━━━━━ Task data ━━━━━
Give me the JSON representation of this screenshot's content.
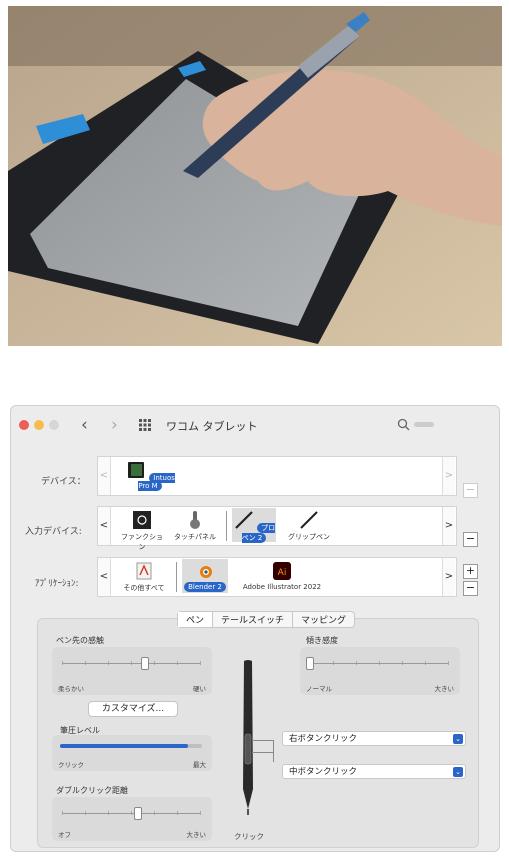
{
  "window": {
    "title": "ワコム タブレット"
  },
  "rows": {
    "device": {
      "label": "デバイス：",
      "items": [
        {
          "label": "Intuos Pro M",
          "selected": true,
          "icon": "tablet-icon"
        }
      ]
    },
    "input": {
      "label": "入力デバイス:",
      "items": [
        {
          "label": "ファンクション",
          "icon": "function-keys-icon",
          "selected": false
        },
        {
          "label": "タッチパネル",
          "icon": "touch-hand-icon",
          "selected": false
        },
        {
          "label": "プロペン 2",
          "icon": "pro-pen-icon",
          "selected": true
        },
        {
          "label": "グリップペン",
          "icon": "grip-pen-icon",
          "selected": false
        }
      ]
    },
    "app": {
      "label": "ｱﾌﾟﾘｹｰｼｮﾝ:",
      "items": [
        {
          "label": "その他すべて",
          "icon": "all-apps-icon",
          "selected": false
        },
        {
          "label": "Blender 2",
          "icon": "blender-icon",
          "selected": true
        },
        {
          "label": "Adobe Illustrator 2022",
          "icon": "illustrator-icon",
          "selected": false
        }
      ]
    }
  },
  "tabs": [
    "ペン",
    "テールスイッチ",
    "マッピング"
  ],
  "pen_tab": {
    "tip_feel": {
      "label": "ペン先の感触",
      "min": "柔らかい",
      "max": "硬い",
      "level": 0.6
    },
    "customize_button": "カスタマイズ...",
    "pressure": {
      "label": "筆圧レベル",
      "min": "クリック",
      "max": "最大",
      "level": 0.9
    },
    "double_click": {
      "label": "ダブルクリック距離",
      "min": "オフ",
      "max": "大きい",
      "level": 0.55
    },
    "tilt": {
      "label": "傾き感度",
      "min": "ノーマル",
      "max": "大きい",
      "level": 0.0
    },
    "upper_button": "右ボタンクリック",
    "lower_button": "中ボタンクリック",
    "tip_action": "クリック"
  },
  "colors": {
    "accent": "#2a66c8",
    "close": "#ec5f56",
    "minimize": "#f4bd4f",
    "zoom": "#d6d6d6"
  }
}
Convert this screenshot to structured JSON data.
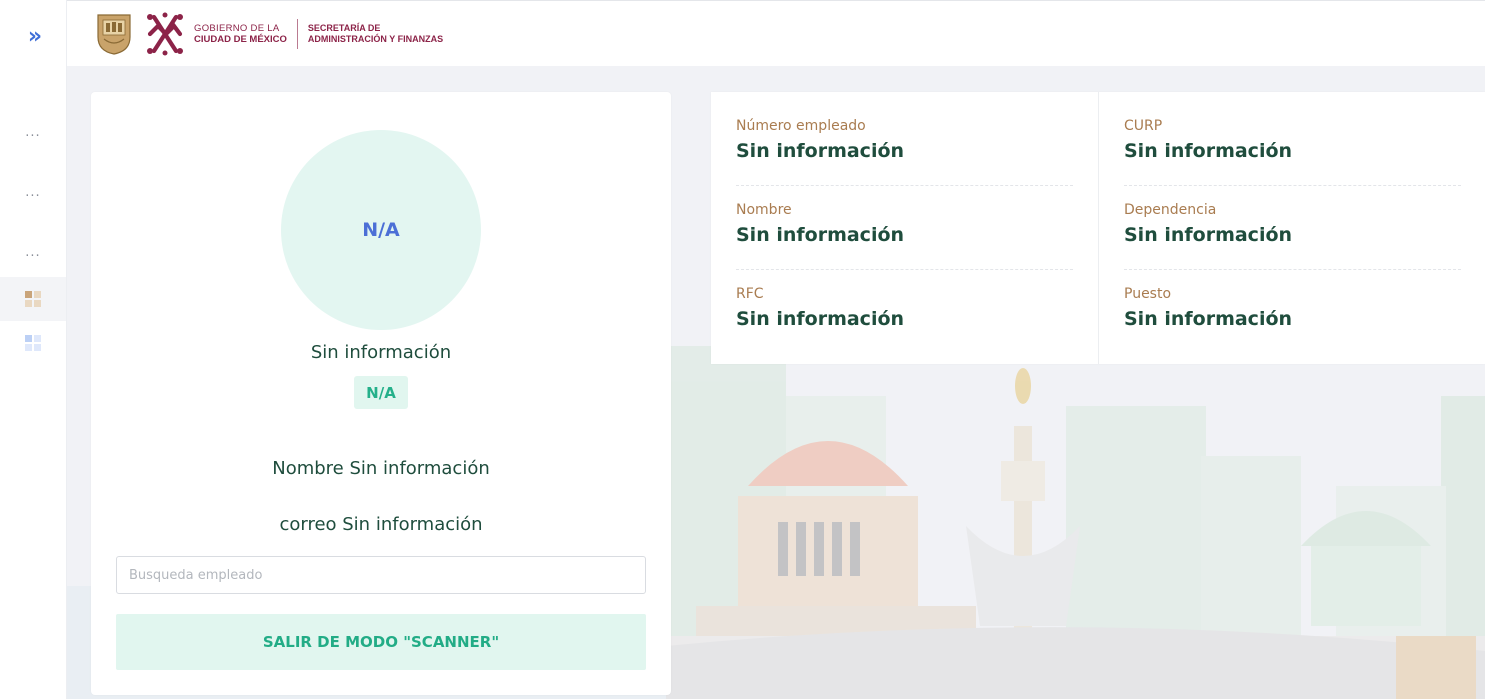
{
  "header": {
    "gov_line1": "GOBIERNO DE LA",
    "gov_line2": "CIUDAD DE MÉXICO",
    "sec_line1": "SECRETARÍA DE",
    "sec_line2": "ADMINISTRACIÓN Y FINANZAS"
  },
  "sidebar": {
    "toggle_icon": "double-chevron-right-icon",
    "items": [
      {
        "label": "···"
      },
      {
        "label": "···"
      },
      {
        "label": "···"
      }
    ],
    "active_grid_colors": [
      "#c9a47a",
      "#e9d8c2",
      "#e9d8c2",
      "#e9d8c2"
    ],
    "second_grid_colors": [
      "#bcd0f5",
      "#dfe8fb",
      "#dfe8fb",
      "#dfe8fb"
    ]
  },
  "profile": {
    "avatar_text": "N/A",
    "name": "Sin información",
    "badge": "N/A",
    "nombre_line": "Nombre Sin información",
    "correo_line": "correo Sin información",
    "search_placeholder": "Busqueda empleado",
    "search_value": "",
    "scanner_button": "SALIR DE MODO \"SCANNER\""
  },
  "info": {
    "left": [
      {
        "label": "Número empleado",
        "value": "Sin información"
      },
      {
        "label": "Nombre",
        "value": "Sin información"
      },
      {
        "label": "RFC",
        "value": "Sin información"
      }
    ],
    "right": [
      {
        "label": "CURP",
        "value": "Sin información"
      },
      {
        "label": "Dependencia",
        "value": "Sin información"
      },
      {
        "label": "Puesto",
        "value": "Sin información"
      }
    ]
  },
  "colors": {
    "brand": "#8c2348",
    "accent_green": "#22ac86",
    "text_dark_green": "#1f4d3d",
    "label_gold": "#a97c50",
    "avatar_blue": "#4c6fd6"
  }
}
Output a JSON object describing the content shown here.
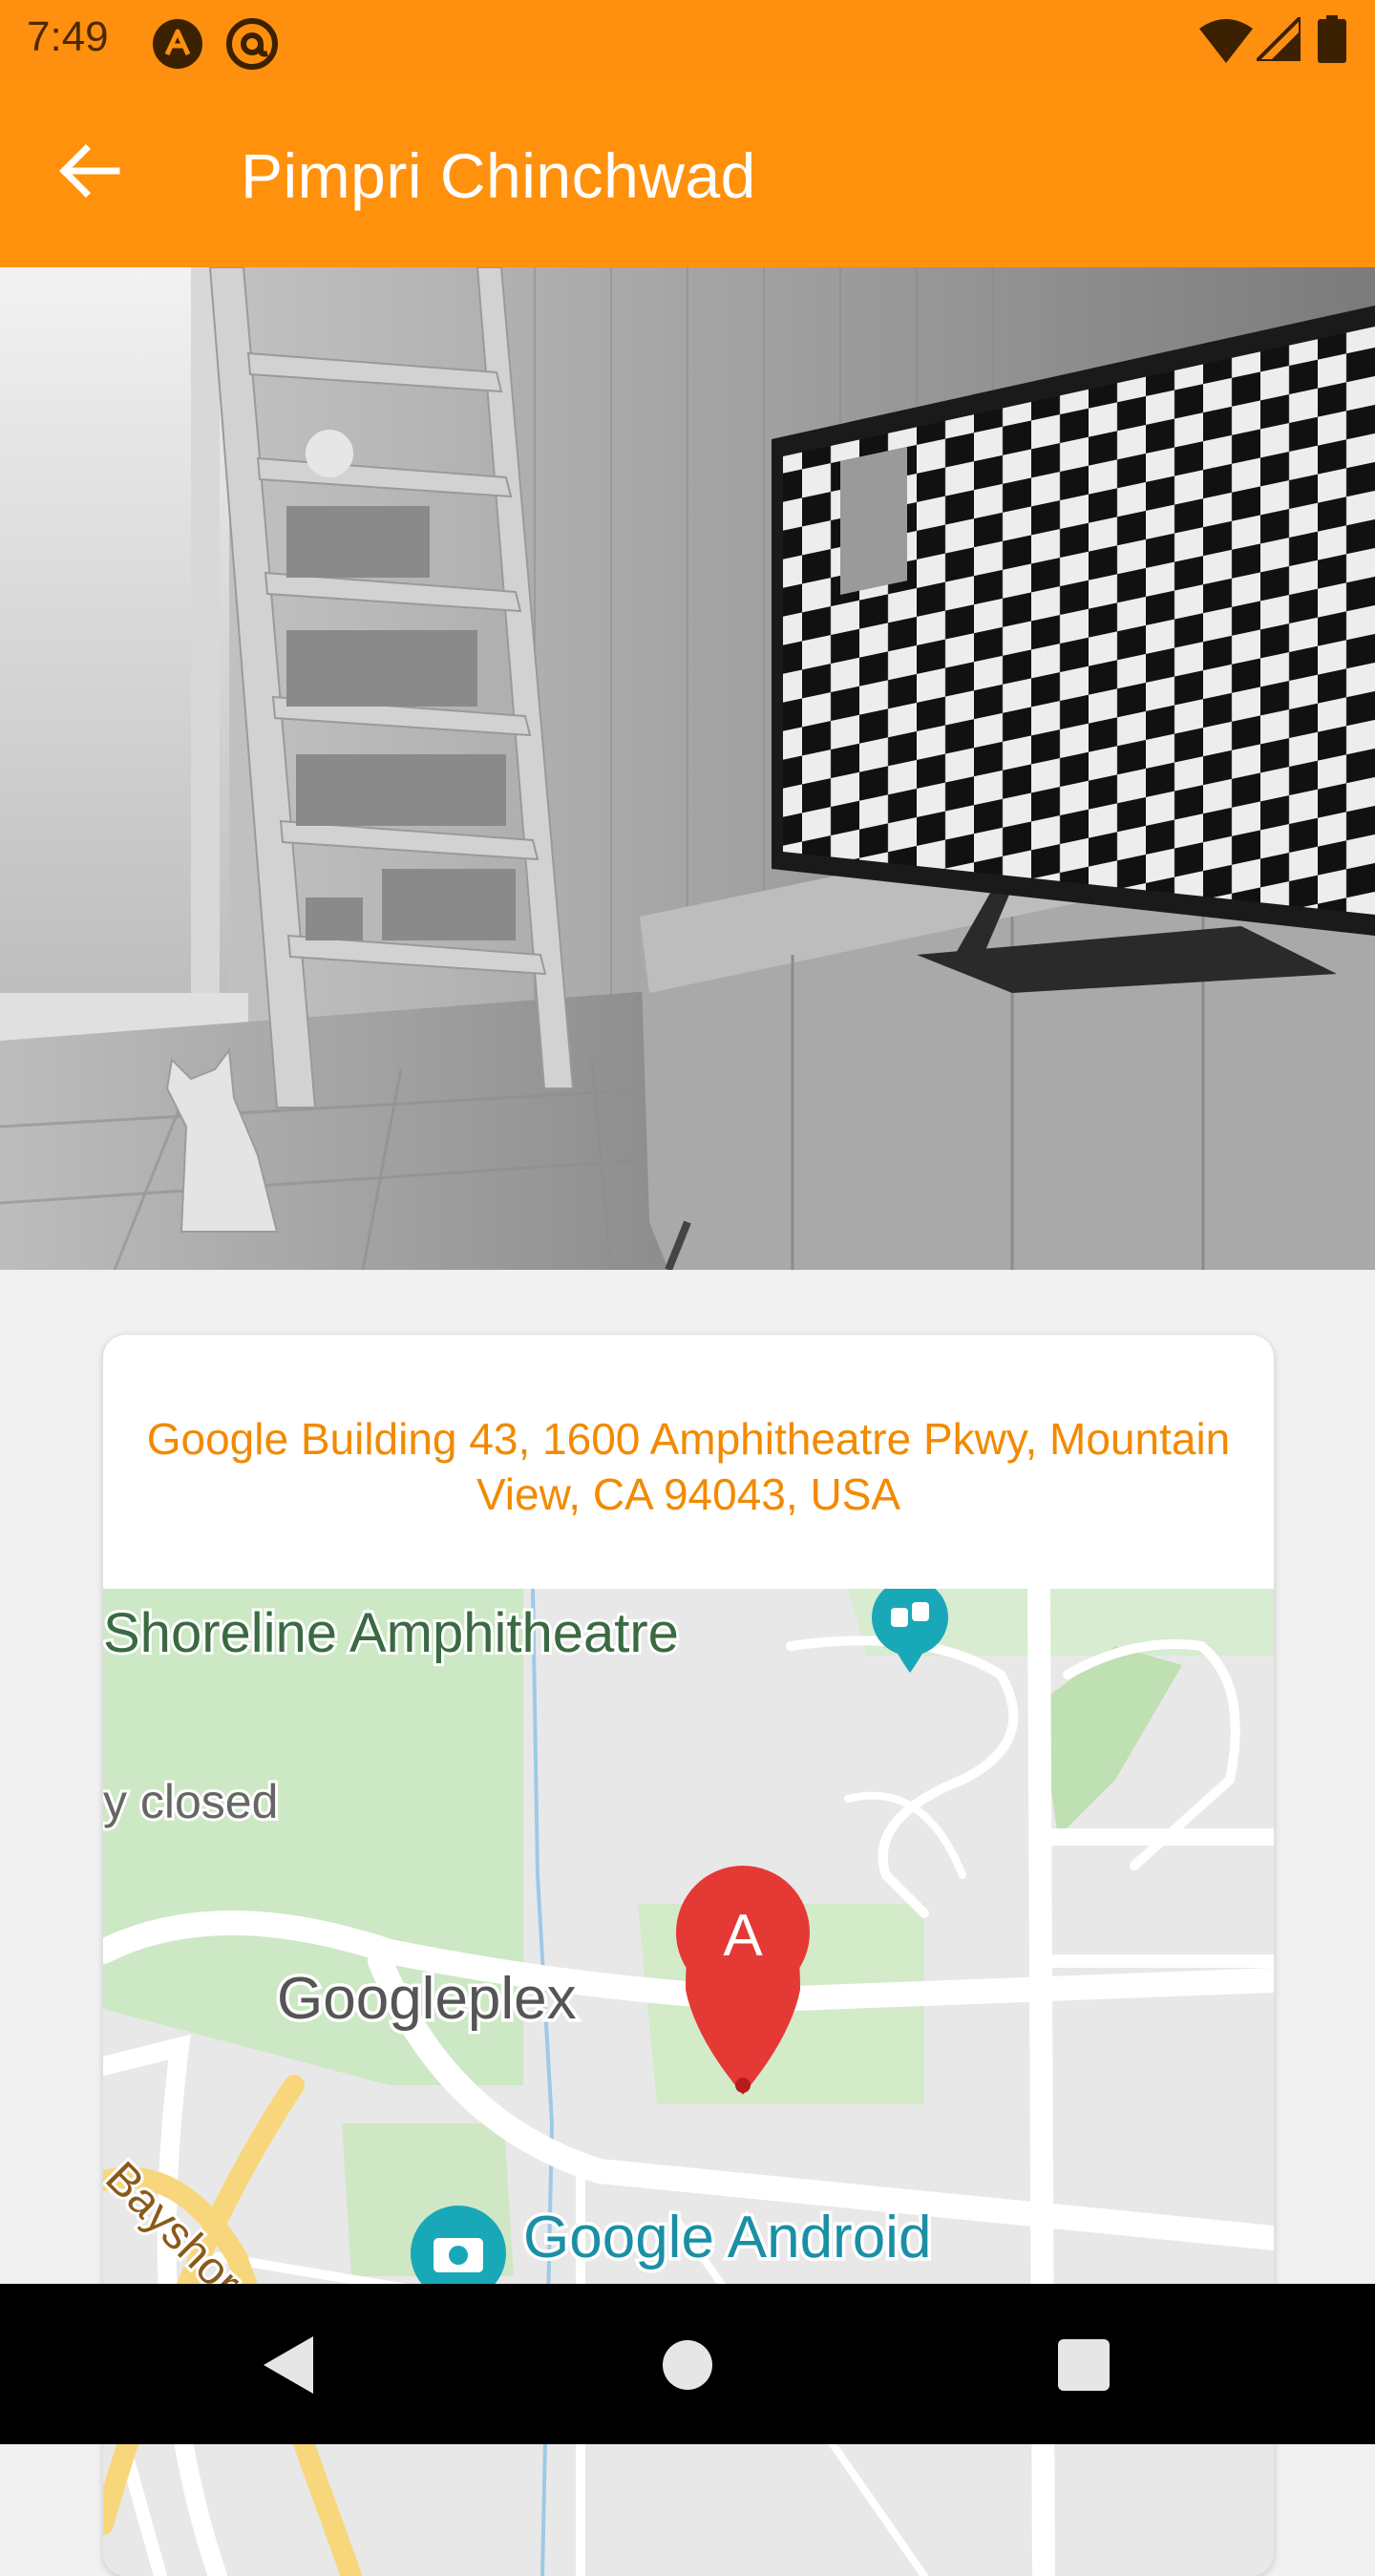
━━━━━
Look through the data above. Copy every line with the string "content" in it.

Give me the JSON representation of this screenshot's content.
Output a JSON object describing the content shown here.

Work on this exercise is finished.